━━━ DATA PROVIDED ━━━

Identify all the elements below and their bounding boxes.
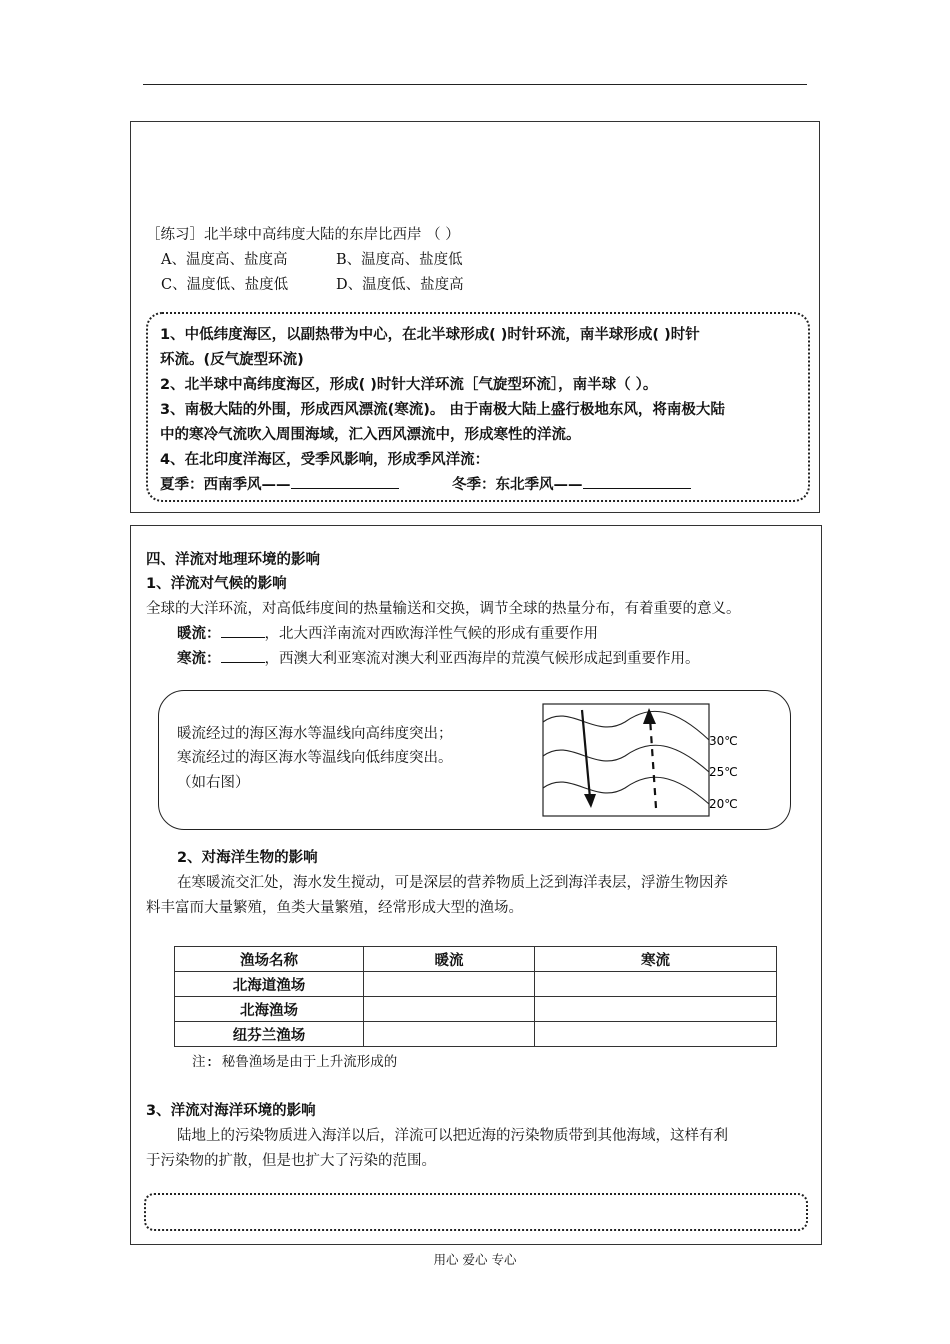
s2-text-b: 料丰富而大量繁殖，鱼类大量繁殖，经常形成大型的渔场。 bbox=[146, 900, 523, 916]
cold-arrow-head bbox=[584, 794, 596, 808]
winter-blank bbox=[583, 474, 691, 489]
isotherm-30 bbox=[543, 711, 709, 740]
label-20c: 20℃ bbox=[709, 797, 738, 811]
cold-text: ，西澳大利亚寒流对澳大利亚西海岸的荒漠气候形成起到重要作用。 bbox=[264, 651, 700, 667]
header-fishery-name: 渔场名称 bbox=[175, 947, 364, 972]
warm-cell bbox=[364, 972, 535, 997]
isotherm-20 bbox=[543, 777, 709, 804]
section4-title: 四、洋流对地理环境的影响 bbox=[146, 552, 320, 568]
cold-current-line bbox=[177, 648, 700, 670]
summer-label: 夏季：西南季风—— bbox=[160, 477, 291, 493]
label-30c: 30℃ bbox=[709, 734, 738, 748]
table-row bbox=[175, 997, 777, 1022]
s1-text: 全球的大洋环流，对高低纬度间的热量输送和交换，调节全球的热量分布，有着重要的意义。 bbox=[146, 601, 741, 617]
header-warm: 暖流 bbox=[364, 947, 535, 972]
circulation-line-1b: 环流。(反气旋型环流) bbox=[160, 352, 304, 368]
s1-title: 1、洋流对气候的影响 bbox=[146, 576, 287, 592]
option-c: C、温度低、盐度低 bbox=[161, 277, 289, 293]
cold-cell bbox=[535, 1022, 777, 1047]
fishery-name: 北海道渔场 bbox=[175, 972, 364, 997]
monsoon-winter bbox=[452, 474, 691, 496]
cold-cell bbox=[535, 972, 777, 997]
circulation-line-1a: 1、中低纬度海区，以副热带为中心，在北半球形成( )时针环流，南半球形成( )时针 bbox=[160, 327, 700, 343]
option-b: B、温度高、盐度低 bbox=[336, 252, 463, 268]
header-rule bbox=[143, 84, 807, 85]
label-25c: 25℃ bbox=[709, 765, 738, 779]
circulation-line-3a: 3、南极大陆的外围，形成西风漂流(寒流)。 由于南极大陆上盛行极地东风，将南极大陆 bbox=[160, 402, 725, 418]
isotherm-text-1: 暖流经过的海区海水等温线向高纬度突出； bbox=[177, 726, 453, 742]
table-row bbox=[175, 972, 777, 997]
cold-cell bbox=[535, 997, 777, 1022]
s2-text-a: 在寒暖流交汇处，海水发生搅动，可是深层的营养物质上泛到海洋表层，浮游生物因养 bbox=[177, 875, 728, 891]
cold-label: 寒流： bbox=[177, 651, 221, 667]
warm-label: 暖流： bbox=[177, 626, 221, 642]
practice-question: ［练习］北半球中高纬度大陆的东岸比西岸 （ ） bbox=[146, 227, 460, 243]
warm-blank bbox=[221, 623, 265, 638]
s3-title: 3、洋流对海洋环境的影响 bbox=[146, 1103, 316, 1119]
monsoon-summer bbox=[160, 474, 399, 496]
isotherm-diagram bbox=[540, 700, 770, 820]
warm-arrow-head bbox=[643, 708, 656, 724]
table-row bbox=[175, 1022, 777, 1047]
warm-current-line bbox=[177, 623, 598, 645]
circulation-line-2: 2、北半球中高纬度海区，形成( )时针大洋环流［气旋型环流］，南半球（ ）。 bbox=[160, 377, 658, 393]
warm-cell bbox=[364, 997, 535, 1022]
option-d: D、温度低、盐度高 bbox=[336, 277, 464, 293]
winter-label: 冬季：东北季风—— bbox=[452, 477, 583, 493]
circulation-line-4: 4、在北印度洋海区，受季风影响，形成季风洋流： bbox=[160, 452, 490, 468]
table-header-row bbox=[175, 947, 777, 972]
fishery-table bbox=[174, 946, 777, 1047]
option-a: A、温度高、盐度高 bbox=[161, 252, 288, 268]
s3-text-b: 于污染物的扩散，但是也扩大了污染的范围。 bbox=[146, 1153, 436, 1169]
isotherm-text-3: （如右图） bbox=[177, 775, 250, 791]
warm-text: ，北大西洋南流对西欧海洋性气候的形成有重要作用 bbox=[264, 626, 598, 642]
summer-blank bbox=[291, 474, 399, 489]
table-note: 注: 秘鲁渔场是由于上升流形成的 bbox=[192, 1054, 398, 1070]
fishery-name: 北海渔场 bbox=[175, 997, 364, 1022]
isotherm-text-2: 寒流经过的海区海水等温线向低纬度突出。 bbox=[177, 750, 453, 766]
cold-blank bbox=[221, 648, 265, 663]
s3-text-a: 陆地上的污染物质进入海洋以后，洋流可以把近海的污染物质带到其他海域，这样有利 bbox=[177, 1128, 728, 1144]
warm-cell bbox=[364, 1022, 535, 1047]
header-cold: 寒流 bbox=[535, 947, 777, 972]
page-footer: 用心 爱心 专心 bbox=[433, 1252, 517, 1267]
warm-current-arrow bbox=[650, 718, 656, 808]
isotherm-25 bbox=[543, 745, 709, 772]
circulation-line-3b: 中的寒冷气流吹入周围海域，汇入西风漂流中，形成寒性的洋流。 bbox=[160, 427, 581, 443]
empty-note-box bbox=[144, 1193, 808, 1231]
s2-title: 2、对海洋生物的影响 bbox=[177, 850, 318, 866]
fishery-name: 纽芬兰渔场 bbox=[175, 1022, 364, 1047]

━━━
━━━ DATA PROVIDED ━━━

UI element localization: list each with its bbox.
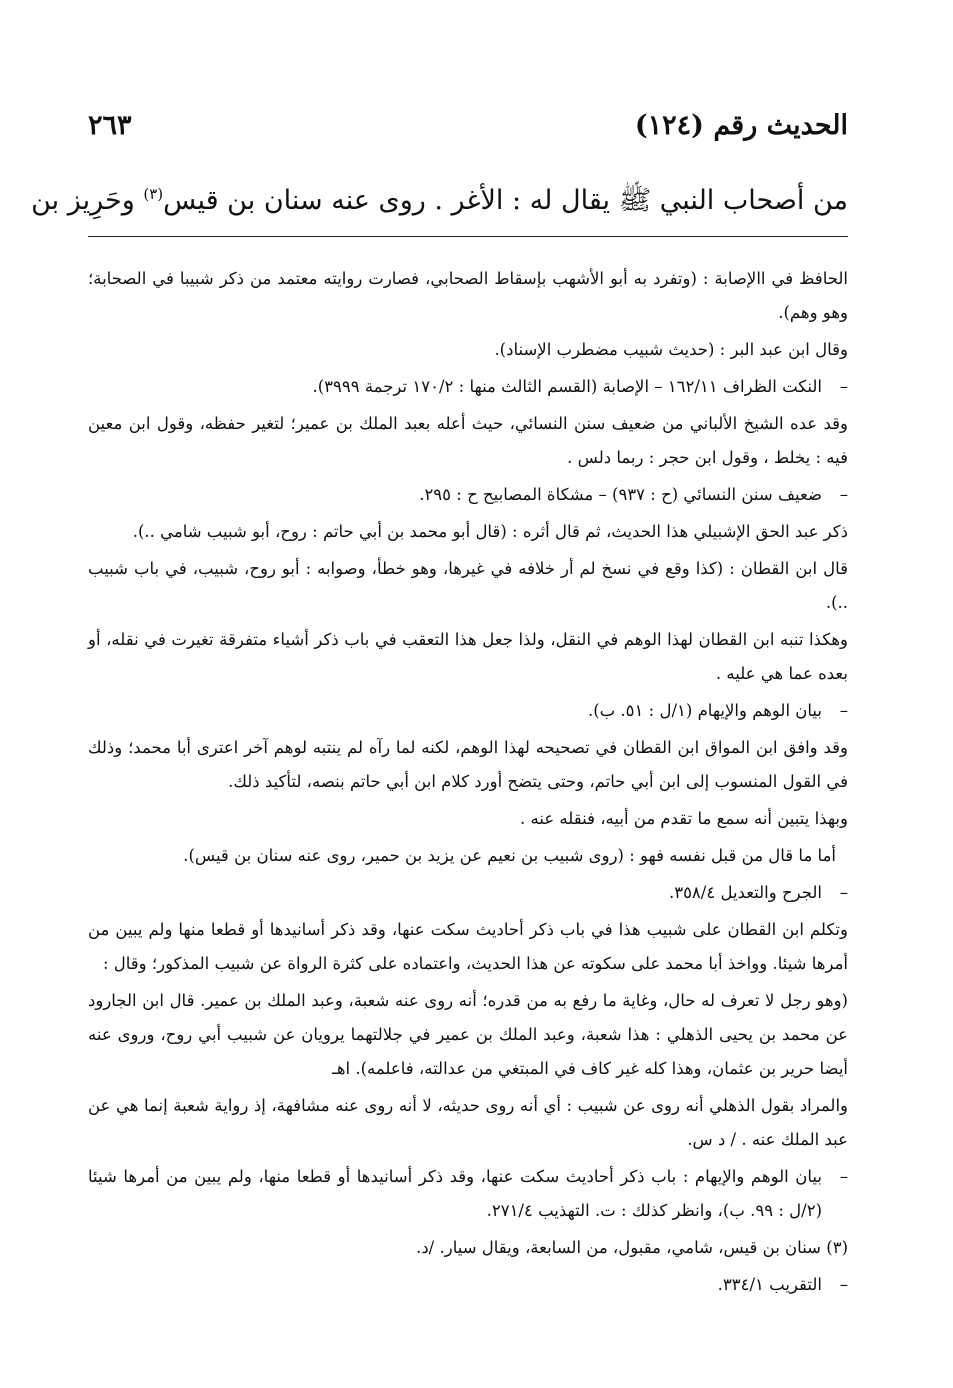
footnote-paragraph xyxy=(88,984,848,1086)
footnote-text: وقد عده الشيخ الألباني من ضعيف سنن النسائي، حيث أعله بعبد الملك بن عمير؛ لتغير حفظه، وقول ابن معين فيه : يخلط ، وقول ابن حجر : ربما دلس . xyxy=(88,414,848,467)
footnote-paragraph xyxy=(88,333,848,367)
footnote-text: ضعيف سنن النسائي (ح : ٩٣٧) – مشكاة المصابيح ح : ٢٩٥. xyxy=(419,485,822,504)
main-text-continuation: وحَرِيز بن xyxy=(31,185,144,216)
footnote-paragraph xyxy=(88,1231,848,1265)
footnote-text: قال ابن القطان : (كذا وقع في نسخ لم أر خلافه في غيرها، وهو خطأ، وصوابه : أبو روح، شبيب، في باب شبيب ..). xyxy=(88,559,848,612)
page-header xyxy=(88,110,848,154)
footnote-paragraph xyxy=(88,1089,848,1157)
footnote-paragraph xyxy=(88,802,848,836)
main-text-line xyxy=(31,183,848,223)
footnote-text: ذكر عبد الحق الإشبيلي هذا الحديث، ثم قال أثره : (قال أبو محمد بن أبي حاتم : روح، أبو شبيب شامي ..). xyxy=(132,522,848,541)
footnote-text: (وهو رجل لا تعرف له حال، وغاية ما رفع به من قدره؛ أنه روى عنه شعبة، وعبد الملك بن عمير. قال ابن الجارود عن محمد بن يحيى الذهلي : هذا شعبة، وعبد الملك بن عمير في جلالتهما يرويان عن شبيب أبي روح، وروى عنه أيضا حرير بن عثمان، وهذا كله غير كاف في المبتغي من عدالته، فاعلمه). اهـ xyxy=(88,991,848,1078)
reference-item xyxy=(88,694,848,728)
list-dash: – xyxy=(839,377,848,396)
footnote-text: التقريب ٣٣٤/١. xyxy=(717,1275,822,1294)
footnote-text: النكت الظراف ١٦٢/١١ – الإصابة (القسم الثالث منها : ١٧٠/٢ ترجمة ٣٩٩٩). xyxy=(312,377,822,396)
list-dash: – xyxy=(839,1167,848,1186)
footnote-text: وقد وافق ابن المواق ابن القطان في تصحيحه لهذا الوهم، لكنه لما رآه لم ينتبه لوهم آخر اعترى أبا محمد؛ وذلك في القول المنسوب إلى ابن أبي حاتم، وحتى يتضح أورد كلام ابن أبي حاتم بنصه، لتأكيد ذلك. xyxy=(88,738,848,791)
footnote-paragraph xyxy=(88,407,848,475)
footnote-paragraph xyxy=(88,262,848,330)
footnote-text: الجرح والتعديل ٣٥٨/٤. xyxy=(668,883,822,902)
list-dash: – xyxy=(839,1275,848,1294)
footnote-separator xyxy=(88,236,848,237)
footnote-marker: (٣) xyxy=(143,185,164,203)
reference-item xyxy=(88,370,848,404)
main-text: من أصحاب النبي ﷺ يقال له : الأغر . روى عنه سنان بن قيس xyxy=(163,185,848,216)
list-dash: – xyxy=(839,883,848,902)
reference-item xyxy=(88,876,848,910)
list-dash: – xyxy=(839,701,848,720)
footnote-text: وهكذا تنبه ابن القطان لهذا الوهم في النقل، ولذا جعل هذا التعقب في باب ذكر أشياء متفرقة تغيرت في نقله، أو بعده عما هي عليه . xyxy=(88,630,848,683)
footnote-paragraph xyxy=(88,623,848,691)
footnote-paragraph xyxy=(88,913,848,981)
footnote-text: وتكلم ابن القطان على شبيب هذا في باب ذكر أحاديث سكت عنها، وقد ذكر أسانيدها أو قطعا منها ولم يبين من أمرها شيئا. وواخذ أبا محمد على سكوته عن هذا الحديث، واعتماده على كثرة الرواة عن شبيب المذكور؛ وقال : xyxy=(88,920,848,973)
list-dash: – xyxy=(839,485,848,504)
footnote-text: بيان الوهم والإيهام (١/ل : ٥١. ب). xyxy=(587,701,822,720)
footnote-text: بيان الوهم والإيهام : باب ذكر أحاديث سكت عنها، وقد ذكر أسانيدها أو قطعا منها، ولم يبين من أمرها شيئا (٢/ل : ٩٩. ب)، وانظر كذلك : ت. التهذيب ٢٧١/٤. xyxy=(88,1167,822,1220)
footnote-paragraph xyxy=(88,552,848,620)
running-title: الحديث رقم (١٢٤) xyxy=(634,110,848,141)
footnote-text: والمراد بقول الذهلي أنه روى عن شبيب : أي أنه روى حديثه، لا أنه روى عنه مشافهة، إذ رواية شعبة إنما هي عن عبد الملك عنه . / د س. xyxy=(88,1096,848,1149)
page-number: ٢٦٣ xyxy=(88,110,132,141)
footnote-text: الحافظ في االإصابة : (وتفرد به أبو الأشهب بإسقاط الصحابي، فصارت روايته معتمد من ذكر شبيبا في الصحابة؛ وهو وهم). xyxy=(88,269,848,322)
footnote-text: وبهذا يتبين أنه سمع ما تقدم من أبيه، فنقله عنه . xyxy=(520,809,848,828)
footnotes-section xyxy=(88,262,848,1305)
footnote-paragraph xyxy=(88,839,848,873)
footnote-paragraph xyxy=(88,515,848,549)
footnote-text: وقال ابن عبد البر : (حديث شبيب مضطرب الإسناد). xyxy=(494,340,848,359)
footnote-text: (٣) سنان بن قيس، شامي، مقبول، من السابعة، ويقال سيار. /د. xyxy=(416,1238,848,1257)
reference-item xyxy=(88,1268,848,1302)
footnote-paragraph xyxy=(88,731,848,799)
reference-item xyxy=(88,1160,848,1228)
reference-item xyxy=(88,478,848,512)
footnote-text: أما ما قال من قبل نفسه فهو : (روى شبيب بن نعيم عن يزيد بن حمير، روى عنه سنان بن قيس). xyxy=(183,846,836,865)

━━━
━━━ DATA PROVIDED ━━━

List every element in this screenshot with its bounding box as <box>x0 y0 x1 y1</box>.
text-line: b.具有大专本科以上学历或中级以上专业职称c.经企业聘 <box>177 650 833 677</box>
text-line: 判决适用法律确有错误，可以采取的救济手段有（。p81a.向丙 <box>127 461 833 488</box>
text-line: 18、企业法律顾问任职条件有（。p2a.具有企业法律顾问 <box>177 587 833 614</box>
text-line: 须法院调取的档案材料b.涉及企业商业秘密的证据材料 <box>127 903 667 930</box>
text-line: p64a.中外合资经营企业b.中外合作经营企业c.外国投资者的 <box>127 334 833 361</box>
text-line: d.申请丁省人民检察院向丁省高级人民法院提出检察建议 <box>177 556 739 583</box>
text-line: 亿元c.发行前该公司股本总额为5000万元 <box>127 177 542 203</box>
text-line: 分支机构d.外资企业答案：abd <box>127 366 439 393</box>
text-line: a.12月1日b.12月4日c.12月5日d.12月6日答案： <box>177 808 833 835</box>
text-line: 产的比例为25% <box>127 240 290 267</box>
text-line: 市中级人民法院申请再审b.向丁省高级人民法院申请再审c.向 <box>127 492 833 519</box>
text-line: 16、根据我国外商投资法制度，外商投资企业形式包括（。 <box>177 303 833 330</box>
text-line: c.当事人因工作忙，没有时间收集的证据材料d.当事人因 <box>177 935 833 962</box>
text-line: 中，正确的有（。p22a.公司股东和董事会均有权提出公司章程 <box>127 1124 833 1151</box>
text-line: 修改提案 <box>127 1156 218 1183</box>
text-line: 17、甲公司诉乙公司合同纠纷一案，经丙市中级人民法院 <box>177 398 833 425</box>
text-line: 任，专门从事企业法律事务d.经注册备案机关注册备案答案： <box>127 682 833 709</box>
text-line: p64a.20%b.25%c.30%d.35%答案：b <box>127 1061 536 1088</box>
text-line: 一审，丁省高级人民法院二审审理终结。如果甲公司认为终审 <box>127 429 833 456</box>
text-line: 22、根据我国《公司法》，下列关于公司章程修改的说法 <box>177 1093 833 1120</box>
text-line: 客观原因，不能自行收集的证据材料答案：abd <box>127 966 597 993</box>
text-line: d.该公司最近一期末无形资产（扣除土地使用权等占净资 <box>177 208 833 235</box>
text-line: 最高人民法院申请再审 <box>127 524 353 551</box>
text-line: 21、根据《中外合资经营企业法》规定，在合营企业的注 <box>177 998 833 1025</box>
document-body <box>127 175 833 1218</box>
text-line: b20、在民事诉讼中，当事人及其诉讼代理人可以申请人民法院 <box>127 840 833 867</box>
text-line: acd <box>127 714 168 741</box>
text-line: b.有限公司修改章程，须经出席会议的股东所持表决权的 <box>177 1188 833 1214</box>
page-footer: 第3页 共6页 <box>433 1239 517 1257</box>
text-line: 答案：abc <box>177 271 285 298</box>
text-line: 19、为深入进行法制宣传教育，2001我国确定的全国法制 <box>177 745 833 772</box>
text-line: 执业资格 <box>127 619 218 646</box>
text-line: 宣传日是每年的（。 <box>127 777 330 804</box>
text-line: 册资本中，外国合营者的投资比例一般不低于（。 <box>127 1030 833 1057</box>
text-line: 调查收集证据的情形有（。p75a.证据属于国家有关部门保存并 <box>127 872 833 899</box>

━━━

## [THE PROBLEM]
Print, with no changes, the stretch of the records from the line containing "List every element" through the line containing "text-line: 调查收集证据的情形有（。p75a.证据属于国家有关部门保存并 <box>127".

## [WORKED ANSWER]
List every element in this screenshot with its bounding box as <box>x0 y0 x1 y1</box>.
text-line: b.具有大专本科以上学历或中级以上专业职称c.经企业聘 <box>177 650 833 677</box>
text-line: 判决适用法律确有错误，可以采取的救济手段有（。p81a.向丙 <box>127 461 833 488</box>
text-line: 18、企业法律顾问任职条件有（。p2a.具有企业法律顾问 <box>177 587 833 614</box>
text-line: 须法院调取的档案材料b.涉及企业商业秘密的证据材料 <box>127 903 667 930</box>
text-line: p64a.中外合资经营企业b.中外合作经营企业c.外国投资者的 <box>127 334 833 361</box>
text-line: d.申请丁省人民检察院向丁省高级人民法院提出检察建议 <box>177 556 739 583</box>
text-line: 亿元c.发行前该公司股本总额为5000万元 <box>127 177 542 203</box>
text-line: 分支机构d.外资企业答案：abd <box>127 366 439 393</box>
text-line: a.12月1日b.12月4日c.12月5日d.12月6日答案： <box>177 808 833 835</box>
text-line: 产的比例为25% <box>127 240 290 267</box>
text-line: 市中级人民法院申请再审b.向丁省高级人民法院申请再审c.向 <box>127 492 833 519</box>
text-line: 16、根据我国外商投资法制度，外商投资企业形式包括（。 <box>177 303 833 330</box>
text-line: c.当事人因工作忙，没有时间收集的证据材料d.当事人因 <box>177 935 833 962</box>
text-line: 中，正确的有（。p22a.公司股东和董事会均有权提出公司章程 <box>127 1124 833 1151</box>
text-line: 修改提案 <box>127 1156 218 1183</box>
text-line: 17、甲公司诉乙公司合同纠纷一案，经丙市中级人民法院 <box>177 398 833 425</box>
text-line: 任，专门从事企业法律事务d.经注册备案机关注册备案答案： <box>127 682 833 709</box>
text-line: p64a.20%b.25%c.30%d.35%答案：b <box>127 1061 536 1088</box>
text-line: 一审，丁省高级人民法院二审审理终结。如果甲公司认为终审 <box>127 429 833 456</box>
text-line: 22、根据我国《公司法》，下列关于公司章程修改的说法 <box>177 1093 833 1120</box>
text-line: 客观原因，不能自行收集的证据材料答案：abd <box>127 966 597 993</box>
text-line: d.该公司最近一期末无形资产（扣除土地使用权等占净资 <box>177 208 833 235</box>
text-line: 最高人民法院申请再审 <box>127 524 353 551</box>
text-line: 21、根据《中外合资经营企业法》规定，在合营企业的注 <box>177 998 833 1025</box>
document-body <box>127 175 833 1218</box>
text-line: b20、在民事诉讼中，当事人及其诉讼代理人可以申请人民法院 <box>127 840 833 867</box>
text-line: acd <box>127 714 168 741</box>
text-line: b.有限公司修改章程，须经出席会议的股东所持表决权的 <box>177 1188 833 1214</box>
page-footer: 第3页 共6页 <box>433 1239 517 1257</box>
text-line: 答案：abc <box>177 271 285 298</box>
text-line: 19、为深入进行法制宣传教育，2001我国确定的全国法制 <box>177 745 833 772</box>
text-line: 执业资格 <box>127 619 218 646</box>
text-line: 宣传日是每年的（。 <box>127 777 330 804</box>
text-line: 册资本中，外国合营者的投资比例一般不低于（。 <box>127 1030 833 1057</box>
text-line: 调查收集证据的情形有（。p75a.证据属于国家有关部门保存并 <box>127 872 833 899</box>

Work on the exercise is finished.